===== Dataset content

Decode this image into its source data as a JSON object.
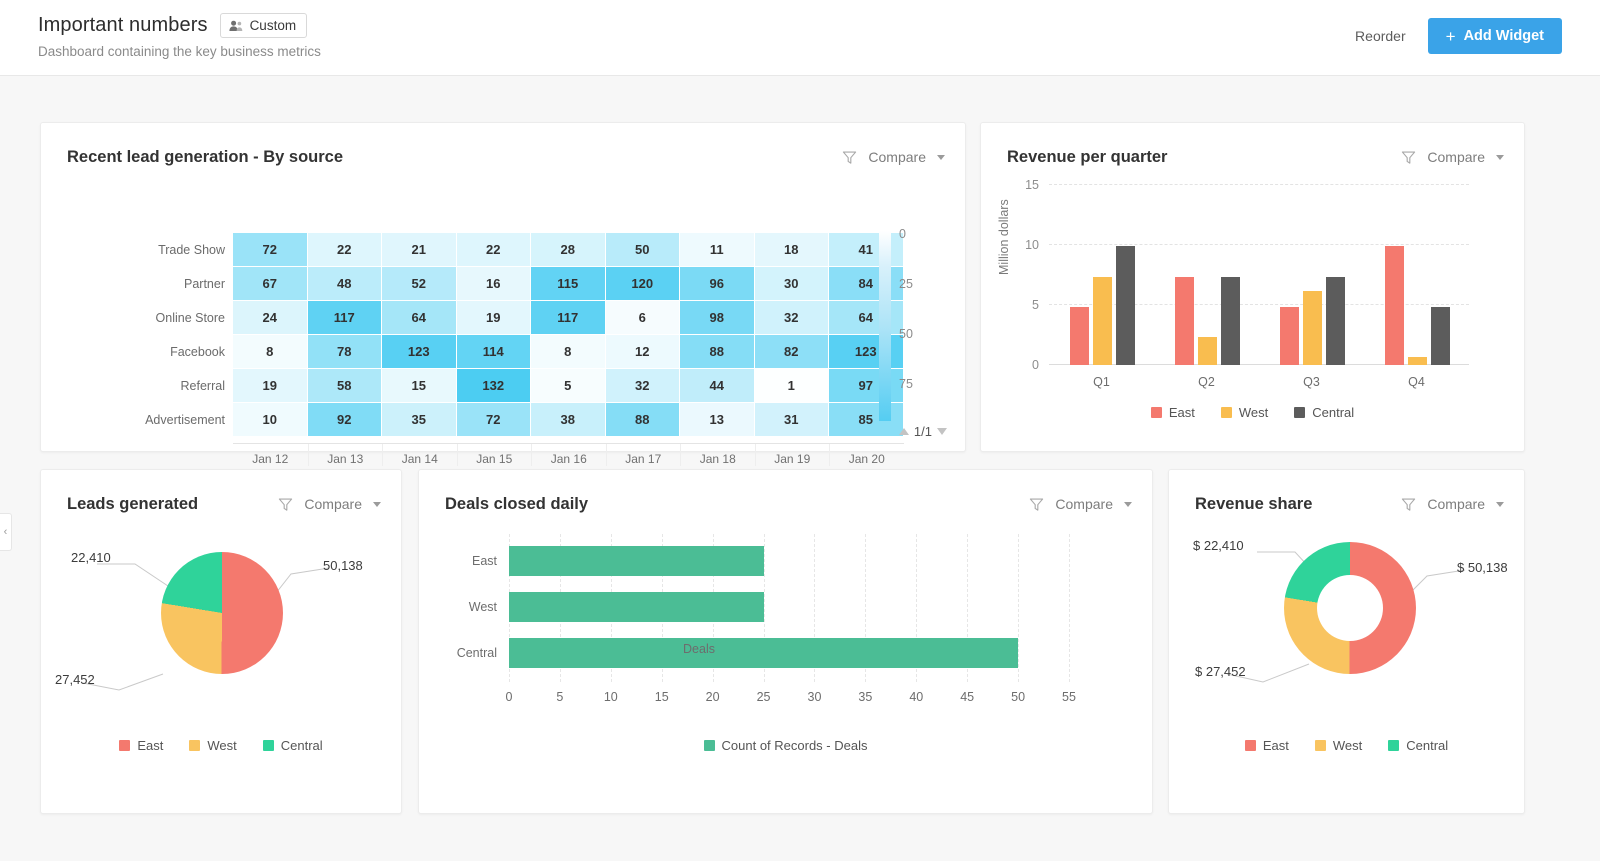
{
  "header": {
    "title": "Important numbers",
    "badge_label": "Custom",
    "badge_icon": "users-icon",
    "subtitle": "Dashboard containing the key business metrics",
    "reorder_label": "Reorder",
    "add_widget_label": "Add Widget",
    "add_icon": "plus-icon",
    "accent_color": "#3aa3e8"
  },
  "left_rail": {
    "collapse_icon": "chevron-left-icon"
  },
  "common": {
    "compare_label": "Compare",
    "filter_icon": "filter-funnel-icon",
    "caret_icon": "chevron-down-icon"
  },
  "widgets": {
    "heatmap": {
      "title": "Recent lead generation - By source",
      "pager": "1/1",
      "scale_ticks": [
        "0",
        "25",
        "50",
        "75"
      ]
    },
    "quarter": {
      "title": "Revenue per quarter"
    },
    "pie": {
      "title": "Leads generated"
    },
    "deals": {
      "title": "Deals closed daily"
    },
    "donut": {
      "title": "Revenue share"
    }
  },
  "chart_data": [
    {
      "type": "heatmap",
      "title": "Recent lead generation - By source",
      "xlabel": "",
      "ylabel": "",
      "columns": [
        "Jan 12",
        "Jan 13",
        "Jan 14",
        "Jan 15",
        "Jan 16",
        "Jan 17",
        "Jan 18",
        "Jan 19",
        "Jan 20"
      ],
      "rows": [
        "Trade Show",
        "Partner",
        "Online Store",
        "Facebook",
        "Referral",
        "Advertisement"
      ],
      "values": [
        [
          72,
          22,
          21,
          22,
          28,
          50,
          11,
          18,
          41
        ],
        [
          67,
          48,
          52,
          16,
          115,
          120,
          96,
          30,
          84
        ],
        [
          24,
          117,
          64,
          19,
          117,
          6,
          98,
          32,
          64
        ],
        [
          8,
          78,
          123,
          114,
          8,
          12,
          88,
          82,
          123
        ],
        [
          19,
          58,
          15,
          132,
          5,
          32,
          44,
          1,
          97
        ],
        [
          10,
          92,
          35,
          72,
          38,
          88,
          13,
          31,
          85
        ]
      ],
      "colorscale_ticks": [
        0,
        25,
        50,
        75
      ],
      "colorscale_low": "#ffffff",
      "colorscale_high": "#4ccdf2",
      "grid": false,
      "legend_position": "right"
    },
    {
      "type": "bar",
      "title": "Revenue per quarter",
      "categories": [
        "Q1",
        "Q2",
        "Q3",
        "Q4"
      ],
      "series": [
        {
          "name": "East",
          "color": "#f4796e",
          "values": [
            4.8,
            7.3,
            4.8,
            9.9
          ]
        },
        {
          "name": "West",
          "color": "#f9bd4f",
          "values": [
            7.3,
            2.3,
            6.2,
            0.7
          ]
        },
        {
          "name": "Central",
          "color": "#5c5c5c",
          "values": [
            9.9,
            7.3,
            7.3,
            4.8
          ]
        }
      ],
      "xlabel": "",
      "ylabel": "Million dollars",
      "ylim": [
        0,
        15
      ],
      "yticks": [
        0,
        5,
        10,
        15
      ],
      "grid": true,
      "legend_position": "bottom"
    },
    {
      "type": "pie",
      "title": "Leads generated",
      "labels": [
        "East",
        "West",
        "Central"
      ],
      "values": [
        50138,
        27452,
        22410
      ],
      "value_labels": [
        "50,138",
        "27,452",
        "22,410"
      ],
      "colors": [
        "#f4796e",
        "#f9c460",
        "#2fd39a"
      ],
      "legend_position": "bottom"
    },
    {
      "type": "bar",
      "orientation": "horizontal",
      "title": "Deals closed daily",
      "categories": [
        "East",
        "West",
        "Central"
      ],
      "values": [
        25,
        25,
        50
      ],
      "series_name": "Count of Records - Deals",
      "color": "#4bbd95",
      "xlabel": "Deals",
      "ylabel": "",
      "xlim": [
        0,
        55
      ],
      "xticks": [
        0,
        5,
        10,
        15,
        20,
        25,
        30,
        35,
        40,
        45,
        50,
        55
      ],
      "grid": true,
      "legend_position": "bottom"
    },
    {
      "type": "pie",
      "variant": "donut",
      "title": "Revenue share",
      "labels": [
        "East",
        "West",
        "Central"
      ],
      "values": [
        50138,
        27452,
        22410
      ],
      "value_labels": [
        "$ 50,138",
        "$ 27,452",
        "$ 22,410"
      ],
      "colors": [
        "#f4796e",
        "#f9c460",
        "#2fd39a"
      ],
      "legend_position": "bottom"
    }
  ]
}
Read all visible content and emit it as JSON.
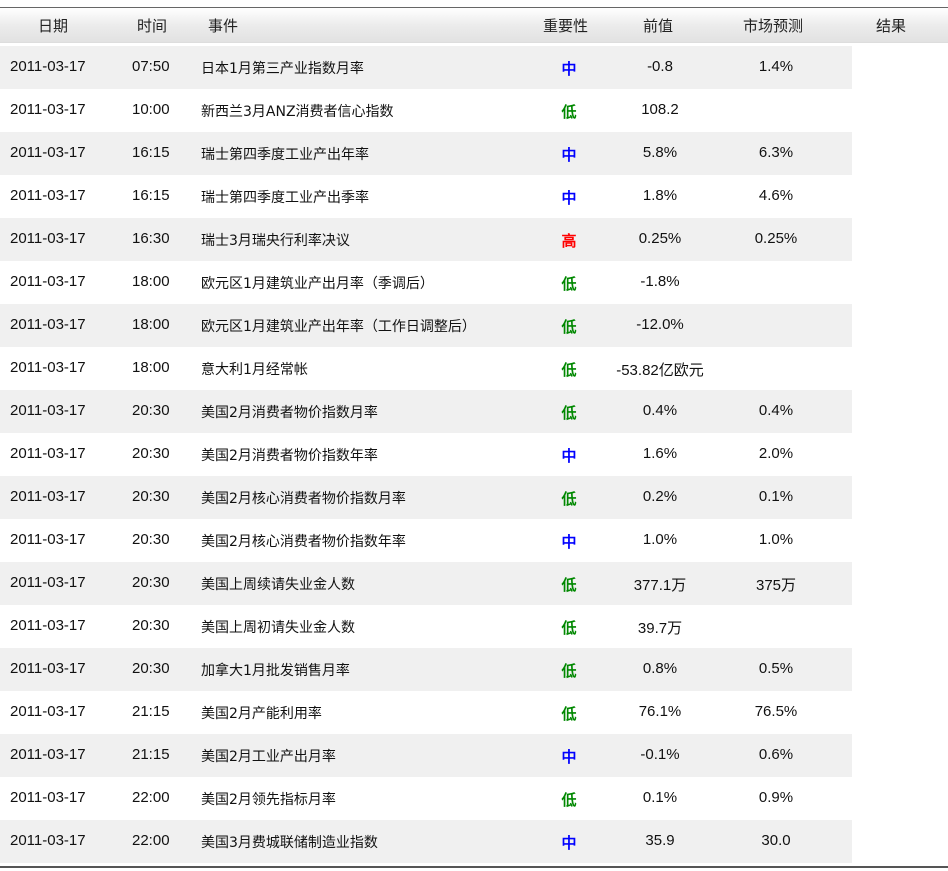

==========

Given instruction:
Show the lines that mention the word "Leads".

Reply to the task:
      "title": "Leads generated"
      "title": "Leads generated",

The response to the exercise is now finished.